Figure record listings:
______________________________
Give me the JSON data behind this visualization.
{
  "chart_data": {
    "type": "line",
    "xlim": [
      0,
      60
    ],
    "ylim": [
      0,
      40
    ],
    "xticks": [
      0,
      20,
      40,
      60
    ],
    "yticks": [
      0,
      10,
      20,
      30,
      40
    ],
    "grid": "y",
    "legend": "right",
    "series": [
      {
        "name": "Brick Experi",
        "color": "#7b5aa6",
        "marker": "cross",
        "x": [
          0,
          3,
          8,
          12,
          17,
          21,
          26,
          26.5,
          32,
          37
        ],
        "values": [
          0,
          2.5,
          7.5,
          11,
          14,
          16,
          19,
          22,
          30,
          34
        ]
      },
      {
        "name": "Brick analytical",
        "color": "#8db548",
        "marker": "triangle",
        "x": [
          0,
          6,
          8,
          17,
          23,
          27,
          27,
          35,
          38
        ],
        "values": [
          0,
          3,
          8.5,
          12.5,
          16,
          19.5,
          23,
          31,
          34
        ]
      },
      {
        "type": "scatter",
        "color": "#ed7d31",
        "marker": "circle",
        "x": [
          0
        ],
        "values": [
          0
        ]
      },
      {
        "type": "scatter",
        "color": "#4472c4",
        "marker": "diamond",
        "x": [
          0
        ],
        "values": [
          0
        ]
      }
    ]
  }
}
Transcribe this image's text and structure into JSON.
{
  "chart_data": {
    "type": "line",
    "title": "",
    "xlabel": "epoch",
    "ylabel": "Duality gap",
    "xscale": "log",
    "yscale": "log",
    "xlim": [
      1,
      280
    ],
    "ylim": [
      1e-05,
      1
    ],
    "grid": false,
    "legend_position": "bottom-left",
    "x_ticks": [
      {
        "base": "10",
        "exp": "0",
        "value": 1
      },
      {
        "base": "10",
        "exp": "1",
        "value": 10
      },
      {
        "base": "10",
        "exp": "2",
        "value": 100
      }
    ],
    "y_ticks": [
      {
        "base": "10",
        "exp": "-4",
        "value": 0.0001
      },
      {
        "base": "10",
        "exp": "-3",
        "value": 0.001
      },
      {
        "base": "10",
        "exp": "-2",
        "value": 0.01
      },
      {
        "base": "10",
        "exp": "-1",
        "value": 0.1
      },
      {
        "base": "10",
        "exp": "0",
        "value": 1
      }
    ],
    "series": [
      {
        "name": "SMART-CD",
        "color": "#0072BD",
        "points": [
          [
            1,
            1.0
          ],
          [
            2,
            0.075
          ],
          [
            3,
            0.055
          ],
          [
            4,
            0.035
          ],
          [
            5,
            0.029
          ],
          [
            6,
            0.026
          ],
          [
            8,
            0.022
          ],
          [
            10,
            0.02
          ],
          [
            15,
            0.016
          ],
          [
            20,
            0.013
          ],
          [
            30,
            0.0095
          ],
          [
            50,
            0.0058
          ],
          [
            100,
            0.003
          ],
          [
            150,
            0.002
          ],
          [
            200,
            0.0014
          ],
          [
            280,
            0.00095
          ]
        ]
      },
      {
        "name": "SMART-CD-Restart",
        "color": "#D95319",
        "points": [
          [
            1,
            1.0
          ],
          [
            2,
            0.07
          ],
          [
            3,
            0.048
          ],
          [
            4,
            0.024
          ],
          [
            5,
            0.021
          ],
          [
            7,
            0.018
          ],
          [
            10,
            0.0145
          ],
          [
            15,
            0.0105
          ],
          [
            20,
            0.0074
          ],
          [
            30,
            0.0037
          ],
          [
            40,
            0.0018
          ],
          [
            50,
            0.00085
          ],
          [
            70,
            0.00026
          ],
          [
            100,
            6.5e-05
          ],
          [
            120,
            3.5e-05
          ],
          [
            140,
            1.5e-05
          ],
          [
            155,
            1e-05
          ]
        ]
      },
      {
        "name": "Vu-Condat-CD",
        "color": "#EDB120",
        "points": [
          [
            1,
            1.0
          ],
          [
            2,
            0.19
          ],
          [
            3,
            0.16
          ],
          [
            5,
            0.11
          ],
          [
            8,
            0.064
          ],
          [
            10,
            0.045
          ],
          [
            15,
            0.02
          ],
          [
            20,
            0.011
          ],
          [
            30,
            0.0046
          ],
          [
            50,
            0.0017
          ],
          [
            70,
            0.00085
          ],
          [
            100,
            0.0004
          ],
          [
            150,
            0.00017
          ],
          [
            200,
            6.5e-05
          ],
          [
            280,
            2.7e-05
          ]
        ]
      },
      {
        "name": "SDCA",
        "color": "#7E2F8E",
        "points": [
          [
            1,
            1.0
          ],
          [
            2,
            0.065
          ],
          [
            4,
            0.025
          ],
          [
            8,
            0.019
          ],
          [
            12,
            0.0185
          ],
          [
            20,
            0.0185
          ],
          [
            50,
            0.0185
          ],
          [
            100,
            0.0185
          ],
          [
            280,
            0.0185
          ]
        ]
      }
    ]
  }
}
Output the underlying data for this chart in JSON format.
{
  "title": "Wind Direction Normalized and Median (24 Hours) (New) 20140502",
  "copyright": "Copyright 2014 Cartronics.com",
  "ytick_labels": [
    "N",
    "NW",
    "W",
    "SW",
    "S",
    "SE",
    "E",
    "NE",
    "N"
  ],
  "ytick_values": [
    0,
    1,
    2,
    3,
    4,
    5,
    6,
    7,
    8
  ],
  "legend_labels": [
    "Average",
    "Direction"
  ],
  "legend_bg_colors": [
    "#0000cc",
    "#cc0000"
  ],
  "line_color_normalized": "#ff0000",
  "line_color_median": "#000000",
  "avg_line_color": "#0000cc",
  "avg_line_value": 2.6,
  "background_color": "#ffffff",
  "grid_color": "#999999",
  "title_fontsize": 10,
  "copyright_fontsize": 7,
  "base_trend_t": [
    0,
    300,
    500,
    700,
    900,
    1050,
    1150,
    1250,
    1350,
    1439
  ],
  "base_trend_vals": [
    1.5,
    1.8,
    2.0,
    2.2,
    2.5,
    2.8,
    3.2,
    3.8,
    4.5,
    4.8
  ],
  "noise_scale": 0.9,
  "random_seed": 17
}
______________________________
EXERCISE TASK:
Write the data back out verbatim.

EXERCISE ANSWER:
Give me the JSON data behind this visualization.
{
  "chart_data": {
    "type": "line",
    "xlim": [
      0,
      60
    ],
    "ylim": [
      0,
      40
    ],
    "xticks": [
      0,
      20,
      40,
      60
    ],
    "yticks": [
      0,
      10,
      20,
      30,
      40
    ],
    "grid": "y",
    "legend": "right",
    "series": [
      {
        "name": "Brick Experi",
        "color": "#7b5aa6",
        "marker": "cross",
        "x": [
          0,
          3,
          8,
          12,
          17,
          21,
          26,
          26.5,
          32,
          37
        ],
        "values": [
          0,
          2.5,
          7.5,
          11,
          14,
          16,
          19,
          22,
          30,
          34
        ]
      },
      {
        "name": "Brick analytical",
        "color": "#8db548",
        "marker": "triangle",
        "x": [
          0,
          6,
          8,
          17,
          23,
          27,
          27,
          35,
          38
        ],
        "values": [
          0,
          3,
          8.5,
          12.5,
          16,
          19.5,
          23,
          31,
          34
        ]
      },
      {
        "type": "scatter",
        "color": "#ed7d31",
        "marker": "circle",
        "x": [
          0
        ],
        "values": [
          0
        ]
      },
      {
        "type": "scatter",
        "color": "#4472c4",
        "marker": "diamond",
        "x": [
          0
        ],
        "values": [
          0
        ]
      }
    ]
  }
}
Transcribe this image's text and structure into JSON.
{
  "chart_data": {
    "type": "line",
    "title": "",
    "xlabel": "epoch",
    "ylabel": "Duality gap",
    "xscale": "log",
    "yscale": "log",
    "xlim": [
      1,
      280
    ],
    "ylim": [
      1e-05,
      1
    ],
    "grid": false,
    "legend_position": "bottom-left",
    "x_ticks": [
      {
        "base": "10",
        "exp": "0",
        "value": 1
      },
      {
        "base": "10",
        "exp": "1",
        "value": 10
      },
      {
        "base": "10",
        "exp": "2",
        "value": 100
      }
    ],
    "y_ticks": [
      {
        "base": "10",
        "exp": "-4",
        "value": 0.0001
      },
      {
        "base": "10",
        "exp": "-3",
        "value": 0.001
      },
      {
        "base": "10",
        "exp": "-2",
        "value": 0.01
      },
      {
        "base": "10",
        "exp": "-1",
        "value": 0.1
      },
      {
        "base": "10",
        "exp": "0",
        "value": 1
      }
    ],
    "series": [
      {
        "name": "SMART-CD",
        "color": "#0072BD",
        "points": [
          [
            1,
            1.0
          ],
          [
            2,
            0.075
          ],
          [
            3,
            0.055
          ],
          [
            4,
            0.035
          ],
          [
            5,
            0.029
          ],
          [
            6,
            0.026
          ],
          [
            8,
            0.022
          ],
          [
            10,
            0.02
          ],
          [
            15,
            0.016
          ],
          [
            20,
            0.013
          ],
          [
            30,
            0.0095
          ],
          [
            50,
            0.0058
          ],
          [
            100,
            0.003
          ],
          [
            150,
            0.002
          ],
          [
            200,
            0.0014
          ],
          [
            280,
            0.00095
          ]
        ]
      },
      {
        "name": "SMART-CD-Restart",
        "color": "#D95319",
        "points": [
          [
            1,
            1.0
          ],
          [
            2,
            0.07
          ],
          [
            3,
            0.048
          ],
          [
            4,
            0.024
          ],
          [
            5,
            0.021
          ],
          [
            7,
            0.018
          ],
          [
            10,
            0.0145
          ],
          [
            15,
            0.0105
          ],
          [
            20,
            0.0074
          ],
          [
            30,
            0.0037
          ],
          [
            40,
            0.0018
          ],
          [
            50,
            0.00085
          ],
          [
            70,
            0.00026
          ],
          [
            100,
            6.5e-05
          ],
          [
            120,
            3.5e-05
          ],
          [
            140,
            1.5e-05
          ],
          [
            155,
            1e-05
          ]
        ]
      },
      {
        "name": "Vu-Condat-CD",
        "color": "#EDB120",
        "points": [
          [
            1,
            1.0
          ],
          [
            2,
            0.19
          ],
          [
            3,
            0.16
          ],
          [
            5,
            0.11
          ],
          [
            8,
            0.064
          ],
          [
            10,
            0.045
          ],
          [
            15,
            0.02
          ],
          [
            20,
            0.011
          ],
          [
            30,
            0.0046
          ],
          [
            50,
            0.0017
          ],
          [
            70,
            0.00085
          ],
          [
            100,
            0.0004
          ],
          [
            150,
            0.00017
          ],
          [
            200,
            6.5e-05
          ],
          [
            280,
            2.7e-05
          ]
        ]
      },
      {
        "name": "SDCA",
        "color": "#7E2F8E",
        "points": [
          [
            1,
            1.0
          ],
          [
            2,
            0.065
          ],
          [
            4,
            0.025
          ],
          [
            8,
            0.019
          ],
          [
            12,
            0.0185
          ],
          [
            20,
            0.0185
          ],
          [
            50,
            0.0185
          ],
          [
            100,
            0.0185
          ],
          [
            280,
            0.0185
          ]
        ]
      }
    ]
  }
}
Output the underlying data for this chart in JSON format.
{
  "title": "Wind Direction Normalized and Median (24 Hours) (New) 20140502",
  "copyright": "Copyright 2014 Cartronics.com",
  "ytick_labels": [
    "N",
    "NW",
    "W",
    "SW",
    "S",
    "SE",
    "E",
    "NE",
    "N"
  ],
  "ytick_values": [
    0,
    1,
    2,
    3,
    4,
    5,
    6,
    7,
    8
  ],
  "legend_labels": [
    "Average",
    "Direction"
  ],
  "legend_bg_colors": [
    "#0000cc",
    "#cc0000"
  ],
  "line_color_normalized": "#ff0000",
  "line_color_median": "#000000",
  "avg_line_color": "#0000cc",
  "avg_line_value": 2.6,
  "background_color": "#ffffff",
  "grid_color": "#999999",
  "title_fontsize": 10,
  "copyright_fontsize": 7,
  "base_trend_t": [
    0,
    300,
    500,
    700,
    900,
    1050,
    1150,
    1250,
    1350,
    1439
  ],
  "base_trend_vals": [
    1.5,
    1.8,
    2.0,
    2.2,
    2.5,
    2.8,
    3.2,
    3.8,
    4.5,
    4.8
  ],
  "noise_scale": 0.9,
  "random_seed": 17
}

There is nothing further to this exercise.